··· Information given ···
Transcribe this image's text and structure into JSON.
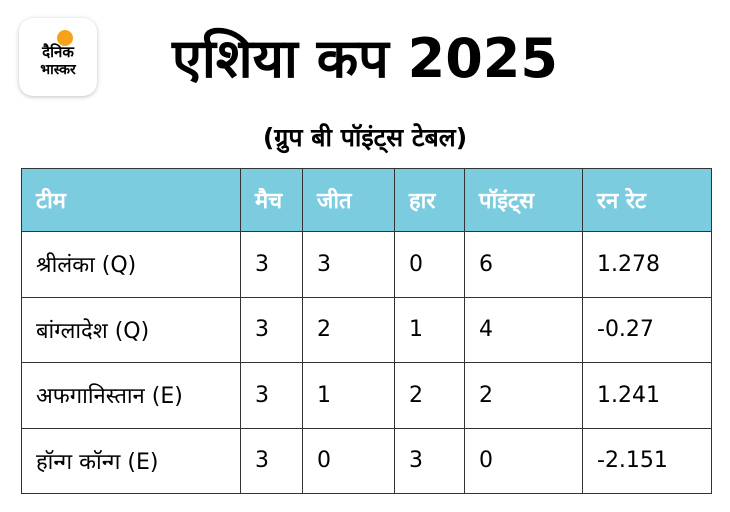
{
  "logo": {
    "line1": "दैनिक",
    "line2": "भास्कर",
    "accent_color": "#f7a21b"
  },
  "title": "एशिया कप 2025",
  "subtitle": "(ग्रुप बी पॉइंट्स टेबल)",
  "table": {
    "header_color": "#7ccce0",
    "columns": [
      "टीम",
      "मैच",
      "जीत",
      "हार",
      "पॉइंट्स",
      "रन रेट"
    ],
    "rows": [
      [
        "श्रीलंका (Q)",
        "3",
        "3",
        "0",
        "6",
        "1.278"
      ],
      [
        "बांग्लादेश (Q)",
        "3",
        "2",
        "1",
        "4",
        "-0.27"
      ],
      [
        "अफगानिस्तान (E)",
        "3",
        "1",
        "2",
        "2",
        "1.241"
      ],
      [
        "हॉन्ग कॉन्ग (E)",
        "3",
        "0",
        "3",
        "0",
        "-2.151"
      ]
    ]
  }
}
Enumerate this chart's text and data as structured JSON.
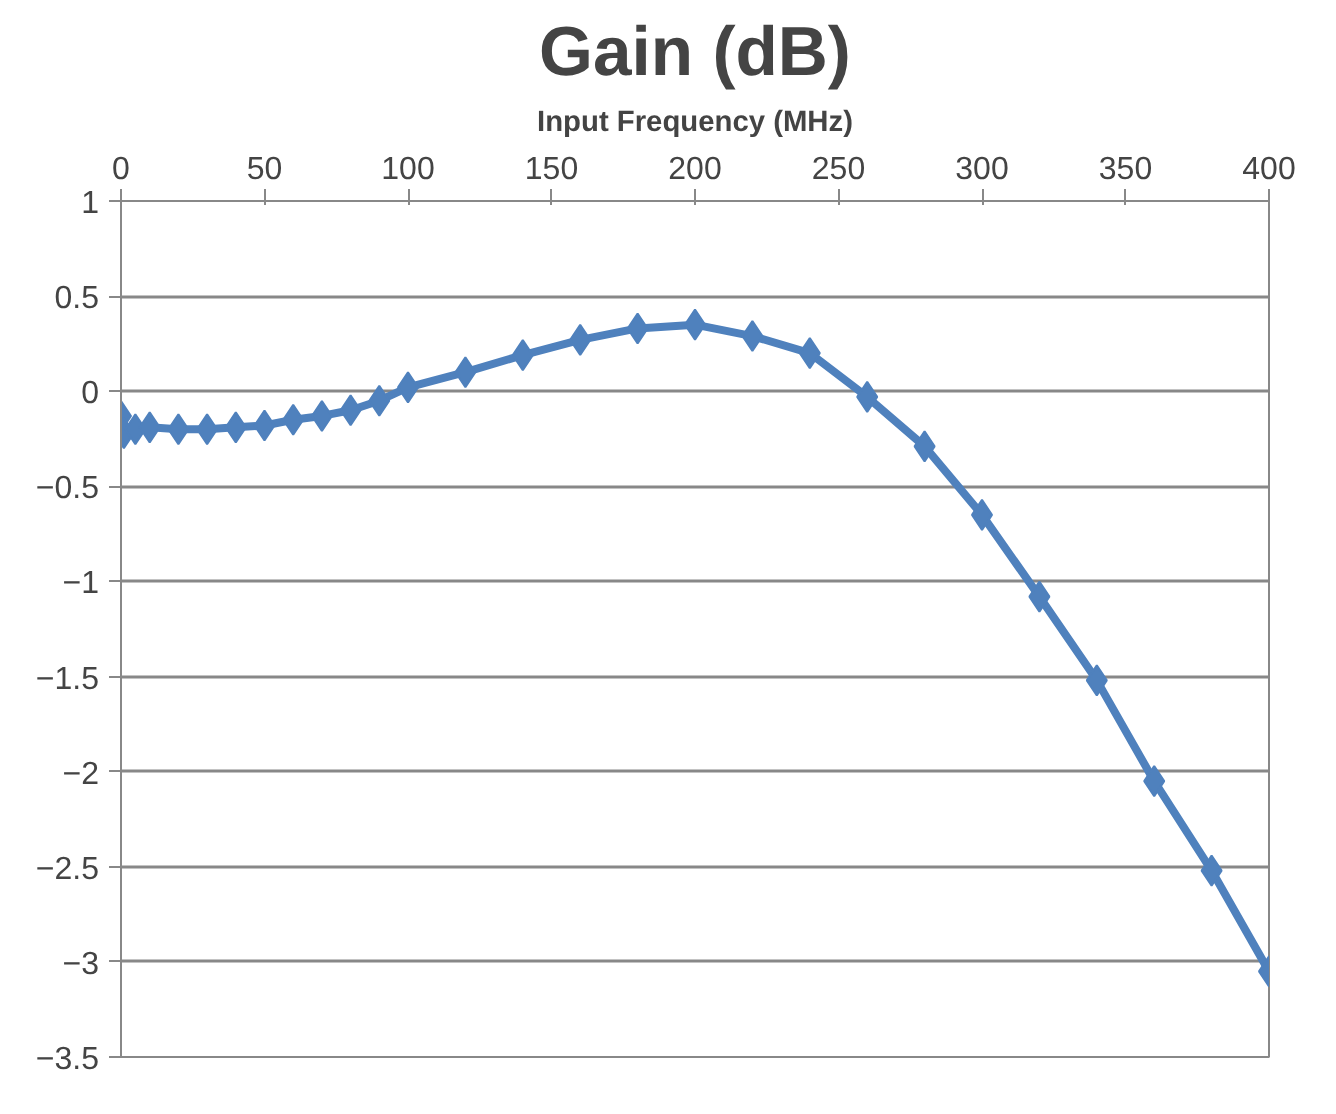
{
  "chart_data": {
    "type": "line",
    "title": "Gain (dB)",
    "xlabel": "Input Frequency (MHz)",
    "x": [
      0,
      1,
      5,
      10,
      20,
      30,
      40,
      50,
      60,
      70,
      80,
      90,
      100,
      120,
      140,
      160,
      180,
      200,
      220,
      240,
      260,
      280,
      300,
      320,
      340,
      360,
      380,
      400
    ],
    "series": [
      {
        "color": "#4f81bd",
        "values": [
          -0.13,
          -0.22,
          -0.2,
          -0.19,
          -0.2,
          -0.2,
          -0.19,
          -0.18,
          -0.15,
          -0.13,
          -0.1,
          -0.05,
          0.02,
          0.1,
          0.19,
          0.27,
          0.33,
          0.35,
          0.29,
          0.2,
          -0.03,
          -0.29,
          -0.65,
          -1.08,
          -1.52,
          -2.05,
          -2.52,
          -3.05
        ]
      }
    ],
    "xlim": [
      0,
      400
    ],
    "xticks": [
      0,
      50,
      100,
      150,
      200,
      250,
      300,
      350,
      400
    ],
    "ylim": [
      -3.5,
      1
    ],
    "yticks": [
      -3.5,
      -3,
      -2.5,
      -2,
      -1.5,
      -1,
      -0.5,
      0,
      0.5,
      1
    ],
    "grid": "y",
    "marker": "diamond",
    "line_style": "solid"
  }
}
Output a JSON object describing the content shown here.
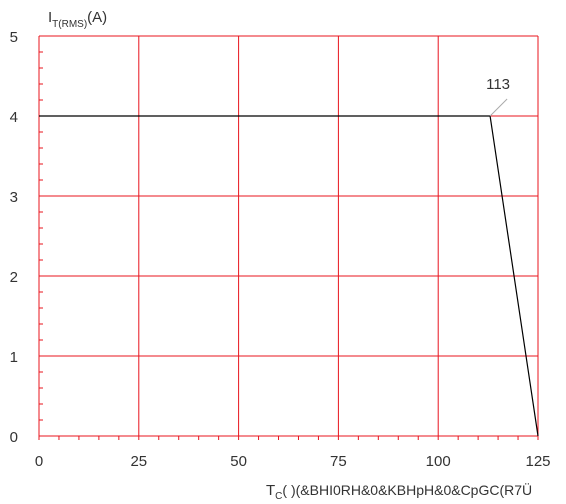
{
  "chart_data": {
    "type": "line",
    "ylabel": {
      "main": "I",
      "sub": "T(RMS)",
      "unit": "(A)"
    },
    "xlabel": {
      "main": "T",
      "sub": "C",
      "rest": "(    )(&BHI0RH&0&KBHpH&0&CpGC(R7Ü"
    },
    "xlim": [
      0,
      125
    ],
    "ylim": [
      0,
      5
    ],
    "x_ticks": [
      0,
      25,
      50,
      75,
      100,
      125
    ],
    "y_ticks": [
      0,
      1,
      2,
      3,
      4,
      5
    ],
    "x_tick_labels": [
      "0",
      "25",
      "50",
      "75",
      "100",
      "125"
    ],
    "y_tick_labels": [
      "0",
      "1",
      "2",
      "3",
      "4",
      "5"
    ],
    "grid": true,
    "grid_color": "#e8141e",
    "series": [
      {
        "x": [
          0,
          113,
          125
        ],
        "y": [
          4,
          4,
          0
        ],
        "color": "#000000"
      }
    ],
    "annotations": [
      {
        "text": "113",
        "x": 113,
        "y": 4
      }
    ]
  }
}
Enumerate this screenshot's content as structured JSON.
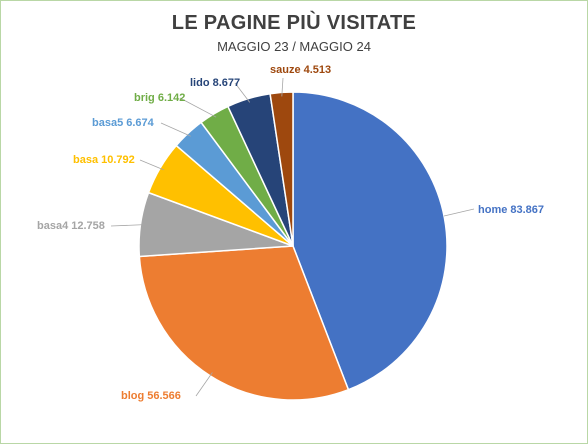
{
  "chart_data": {
    "type": "pie",
    "title": "LE PAGINE PIÙ VISITATE",
    "subtitle": "MAGGIO 23 / MAGGIO 24",
    "categories": [
      "home",
      "blog",
      "basa4",
      "basa",
      "basa5",
      "brig",
      "lido",
      "sauze"
    ],
    "values": [
      83867,
      56566,
      12758,
      10792,
      6674,
      6142,
      8677,
      4513
    ],
    "data_labels": [
      "home 83.867",
      "blog 56.566",
      "basa4 12.758",
      "basa 10.792",
      "basa5 6.674",
      "brig 6.142",
      "lido 8.677",
      "sauze 4.513"
    ],
    "colors": [
      "#4472c4",
      "#ed7d31",
      "#a5a5a5",
      "#ffc000",
      "#5b9bd5",
      "#70ad47",
      "#264478",
      "#9e480e"
    ],
    "label_colors": [
      "#4472c4",
      "#ed7d31",
      "#a5a5a5",
      "#ffc000",
      "#5b9bd5",
      "#70ad47",
      "#264478",
      "#9e480e"
    ],
    "legend": "none"
  }
}
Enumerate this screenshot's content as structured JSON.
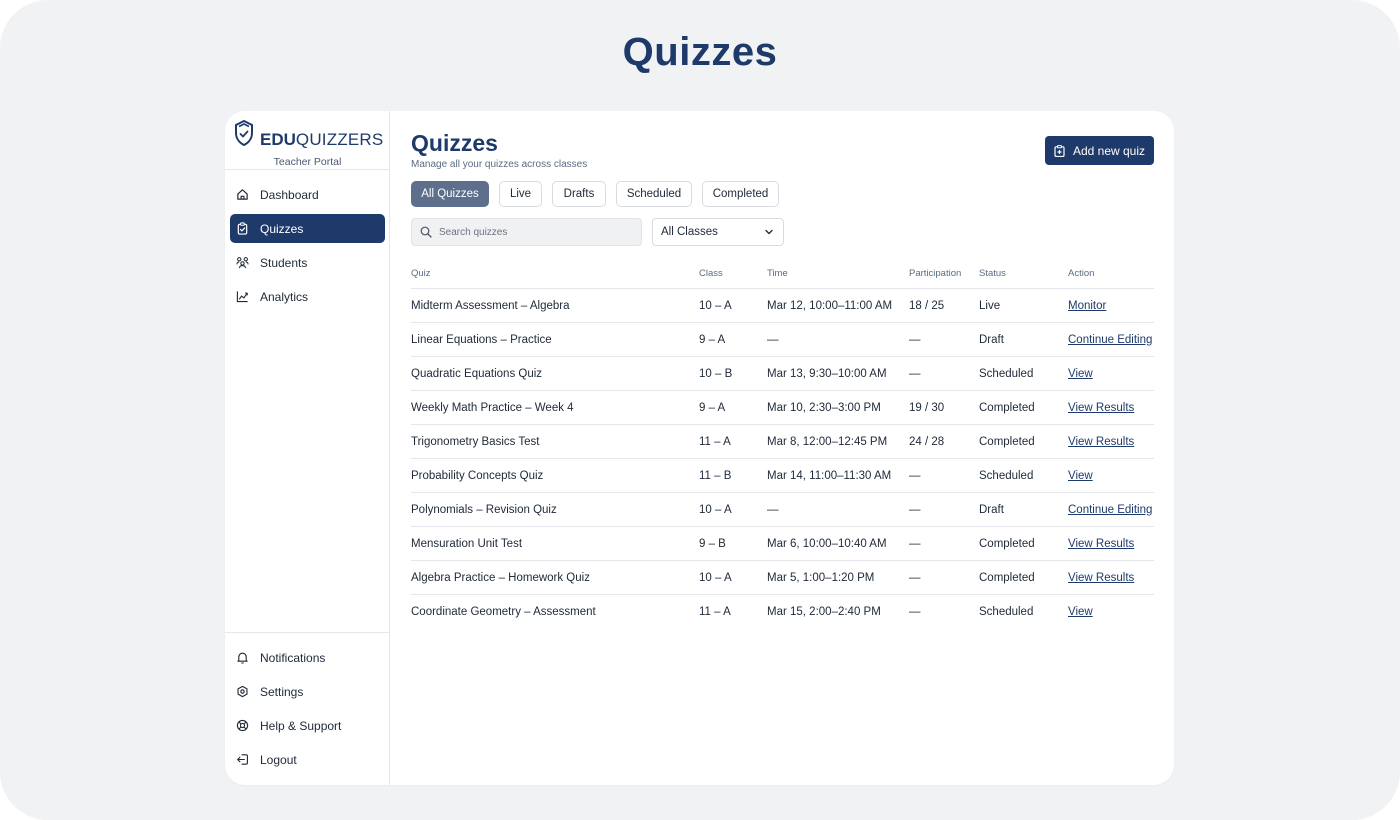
{
  "page_heading": "Quizzes",
  "brand": {
    "bold": "EDU",
    "light": "QUIZZERS",
    "portal": "Teacher Portal"
  },
  "nav": [
    {
      "label": "Dashboard",
      "icon": "home-icon"
    },
    {
      "label": "Quizzes",
      "icon": "clipboard-check-icon",
      "active": true
    },
    {
      "label": "Students",
      "icon": "users-icon"
    },
    {
      "label": "Analytics",
      "icon": "chart-line-icon"
    }
  ],
  "bottom_nav": [
    {
      "label": "Notifications",
      "icon": "bell-icon"
    },
    {
      "label": "Settings",
      "icon": "gear-icon"
    },
    {
      "label": "Help & Support",
      "icon": "lifebuoy-icon"
    },
    {
      "label": "Logout",
      "icon": "logout-icon"
    }
  ],
  "main": {
    "title": "Quizzes",
    "subtitle": "Manage all your quizzes across classes",
    "add_button": "Add new quiz",
    "tabs": [
      "All Quizzes",
      "Live",
      "Drafts",
      "Scheduled",
      "Completed"
    ],
    "active_tab": "All Quizzes",
    "search": {
      "placeholder": "Search quizzes",
      "value": ""
    },
    "class_filter": "All Classes"
  },
  "table": {
    "headers": [
      "Quiz",
      "Class",
      "Time",
      "Participation",
      "Status",
      "Action"
    ],
    "rows": [
      [
        "Midterm Assessment – Algebra",
        "10 – A",
        "Mar 12, 10:00–11:00 AM",
        "18 / 25",
        "Live",
        "Monitor"
      ],
      [
        "Linear Equations – Practice",
        "9 – A",
        "—",
        "—",
        "Draft",
        "Continue Editing"
      ],
      [
        "Quadratic Equations Quiz",
        "10 – B",
        "Mar 13, 9:30–10:00 AM",
        "—",
        "Scheduled",
        "View"
      ],
      [
        "Weekly Math Practice – Week 4",
        "9 – A",
        "Mar 10, 2:30–3:00 PM",
        "19 / 30",
        "Completed",
        "View Results"
      ],
      [
        "Trigonometry Basics Test",
        "11 – A",
        "Mar 8, 12:00–12:45 PM",
        "24 / 28",
        "Completed",
        "View Results"
      ],
      [
        "Probability Concepts Quiz",
        "11 – B",
        "Mar 14, 11:00–11:30 AM",
        "—",
        "Scheduled",
        "View"
      ],
      [
        "Polynomials – Revision Quiz",
        "10 – A",
        "—",
        "—",
        "Draft",
        "Continue Editing"
      ],
      [
        "Mensuration Unit Test",
        "9 – B",
        "Mar 6, 10:00–10:40 AM",
        "—",
        "Completed",
        "View Results"
      ],
      [
        "Algebra Practice – Homework Quiz",
        "10 – A",
        "Mar 5, 1:00–1:20 PM",
        "—",
        "Completed",
        "View Results"
      ],
      [
        "Coordinate Geometry – Assessment",
        "11 – A",
        "Mar 15, 2:00–2:40 PM",
        "—",
        "Scheduled",
        "View"
      ]
    ]
  },
  "colors": {
    "brand": "#1e3a6b",
    "active_tab": "#5e6f8d",
    "background": "#f1f2f4"
  }
}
···
• **Aim of the exercise**:
Will you restate every entry word for word and omit the images?

• **Complete answer**:
Transcribe this image's text and structure into JSON.
{
  "logo": {
    "line1": "दैनिक",
    "line2": "भास्कर",
    "accent_color": "#f7a21b"
  },
  "title": "एशिया कप 2025",
  "subtitle": "(ग्रुप बी पॉइंट्स टेबल)",
  "table": {
    "header_color": "#7ccce0",
    "columns": [
      "टीम",
      "मैच",
      "जीत",
      "हार",
      "पॉइंट्स",
      "रन रेट"
    ],
    "rows": [
      [
        "श्रीलंका (Q)",
        "3",
        "3",
        "0",
        "6",
        "1.278"
      ],
      [
        "बांग्लादेश (Q)",
        "3",
        "2",
        "1",
        "4",
        "-0.27"
      ],
      [
        "अफगानिस्तान (E)",
        "3",
        "1",
        "2",
        "2",
        "1.241"
      ],
      [
        "हॉन्ग कॉन्ग (E)",
        "3",
        "0",
        "3",
        "0",
        "-2.151"
      ]
    ]
  }
}
Enumerate this chart's text and data as structured JSON.
{
  "chart_data": {
    "type": "line",
    "title": "Gain (dB)",
    "xlabel": "Input Frequency (MHz)",
    "x": [
      0,
      1,
      5,
      10,
      20,
      30,
      40,
      50,
      60,
      70,
      80,
      90,
      100,
      120,
      140,
      160,
      180,
      200,
      220,
      240,
      260,
      280,
      300,
      320,
      340,
      360,
      380,
      400
    ],
    "series": [
      {
        "color": "#4f81bd",
        "values": [
          -0.13,
          -0.22,
          -0.2,
          -0.19,
          -0.2,
          -0.2,
          -0.19,
          -0.18,
          -0.15,
          -0.13,
          -0.1,
          -0.05,
          0.02,
          0.1,
          0.19,
          0.27,
          0.33,
          0.35,
          0.29,
          0.2,
          -0.03,
          -0.29,
          -0.65,
          -1.08,
          -1.52,
          -2.05,
          -2.52,
          -3.05
        ]
      }
    ],
    "xlim": [
      0,
      400
    ],
    "xticks": [
      0,
      50,
      100,
      150,
      200,
      250,
      300,
      350,
      400
    ],
    "ylim": [
      -3.5,
      1
    ],
    "yticks": [
      -3.5,
      -3,
      -2.5,
      -2,
      -1.5,
      -1,
      -0.5,
      0,
      0.5,
      1
    ],
    "grid": "y",
    "marker": "diamond",
    "line_style": "solid"
  }
}
Output a JSON object describing the content shown here.
{
  "chart_data": {
    "type": "line",
    "ylabel": {
      "main": "I",
      "sub": "T(RMS)",
      "unit": "(A)"
    },
    "xlabel": {
      "main": "T",
      "sub": "C",
      "rest": "(    )(&BHI0RH&0&KBHpH&0&CpGC(R7Ü"
    },
    "xlim": [
      0,
      125
    ],
    "ylim": [
      0,
      5
    ],
    "x_ticks": [
      0,
      25,
      50,
      75,
      100,
      125
    ],
    "y_ticks": [
      0,
      1,
      2,
      3,
      4,
      5
    ],
    "x_tick_labels": [
      "0",
      "25",
      "50",
      "75",
      "100",
      "125"
    ],
    "y_tick_labels": [
      "0",
      "1",
      "2",
      "3",
      "4",
      "5"
    ],
    "grid": true,
    "grid_color": "#e8141e",
    "series": [
      {
        "x": [
          0,
          113,
          125
        ],
        "y": [
          4,
          4,
          0
        ],
        "color": "#000000"
      }
    ],
    "annotations": [
      {
        "text": "113",
        "x": 113,
        "y": 4
      }
    ]
  }
}
Enumerate this screenshot's content as structured JSON.
{
  "chart_data": {
    "type": "pie",
    "title": "LE PAGINE PIÙ VISITATE",
    "subtitle": "MAGGIO 23 / MAGGIO 24",
    "categories": [
      "home",
      "blog",
      "basa4",
      "basa",
      "basa5",
      "brig",
      "lido",
      "sauze"
    ],
    "values": [
      83867,
      56566,
      12758,
      10792,
      6674,
      6142,
      8677,
      4513
    ],
    "data_labels": [
      "home 83.867",
      "blog 56.566",
      "basa4 12.758",
      "basa 10.792",
      "basa5 6.674",
      "brig 6.142",
      "lido 8.677",
      "sauze 4.513"
    ],
    "colors": [
      "#4472c4",
      "#ed7d31",
      "#a5a5a5",
      "#ffc000",
      "#5b9bd5",
      "#70ad47",
      "#264478",
      "#9e480e"
    ],
    "label_colors": [
      "#4472c4",
      "#ed7d31",
      "#a5a5a5",
      "#ffc000",
      "#5b9bd5",
      "#70ad47",
      "#264478",
      "#9e480e"
    ],
    "legend": "none"
  }
}
Enumerate this screenshot's content as structured JSON.
{
  "page_heading": "Quizzes",
  "brand": {
    "bold": "EDU",
    "light": "QUIZZERS",
    "portal": "Teacher Portal"
  },
  "nav": [
    {
      "label": "Dashboard",
      "icon": "home-icon"
    },
    {
      "label": "Quizzes",
      "icon": "clipboard-check-icon",
      "active": true
    },
    {
      "label": "Students",
      "icon": "users-icon"
    },
    {
      "label": "Analytics",
      "icon": "chart-line-icon"
    }
  ],
  "bottom_nav": [
    {
      "label": "Notifications",
      "icon": "bell-icon"
    },
    {
      "label": "Settings",
      "icon": "gear-icon"
    },
    {
      "label": "Help & Support",
      "icon": "lifebuoy-icon"
    },
    {
      "label": "Logout",
      "icon": "logout-icon"
    }
  ],
  "main": {
    "title": "Quizzes",
    "subtitle": "Manage all your quizzes across classes",
    "add_button": "Add new quiz",
    "tabs": [
      "All Quizzes",
      "Live",
      "Drafts",
      "Scheduled",
      "Completed"
    ],
    "active_tab": "All Quizzes",
    "search": {
      "placeholder": "Search quizzes",
      "value": ""
    },
    "class_filter": "All Classes"
  },
  "table": {
    "headers": [
      "Quiz",
      "Class",
      "Time",
      "Participation",
      "Status",
      "Action"
    ],
    "rows": [
      [
        "Midterm Assessment – Algebra",
        "10 – A",
        "Mar 12, 10:00–11:00 AM",
        "18 / 25",
        "Live",
        "Monitor"
      ],
      [
        "Linear Equations – Practice",
        "9 – A",
        "—",
        "—",
        "Draft",
        "Continue Editing"
      ],
      [
        "Quadratic Equations Quiz",
        "10 – B",
        "Mar 13, 9:30–10:00 AM",
        "—",
        "Scheduled",
        "View"
      ],
      [
        "Weekly Math Practice – Week 4",
        "9 – A",
        "Mar 10, 2:30–3:00 PM",
        "19 / 30",
        "Completed",
        "View Results"
      ],
      [
        "Trigonometry Basics Test",
        "11 – A",
        "Mar 8, 12:00–12:45 PM",
        "24 / 28",
        "Completed",
        "View Results"
      ],
      [
        "Probability Concepts Quiz",
        "11 – B",
        "Mar 14, 11:00–11:30 AM",
        "—",
        "Scheduled",
        "View"
      ],
      [
        "Polynomials – Revision Quiz",
        "10 – A",
        "—",
        "—",
        "Draft",
        "Continue Editing"
      ],
      [
        "Mensuration Unit Test",
        "9 – B",
        "Mar 6, 10:00–10:40 AM",
        "—",
        "Completed",
        "View Results"
      ],
      [
        "Algebra Practice – Homework Quiz",
        "10 – A",
        "Mar 5, 1:00–1:20 PM",
        "—",
        "Completed",
        "View Results"
      ],
      [
        "Coordinate Geometry – Assessment",
        "11 – A",
        "Mar 15, 2:00–2:40 PM",
        "—",
        "Scheduled",
        "View"
      ]
    ]
  },
  "colors": {
    "brand": "#1e3a6b",
    "active_tab": "#5e6f8d",
    "background": "#f1f2f4"
  }
}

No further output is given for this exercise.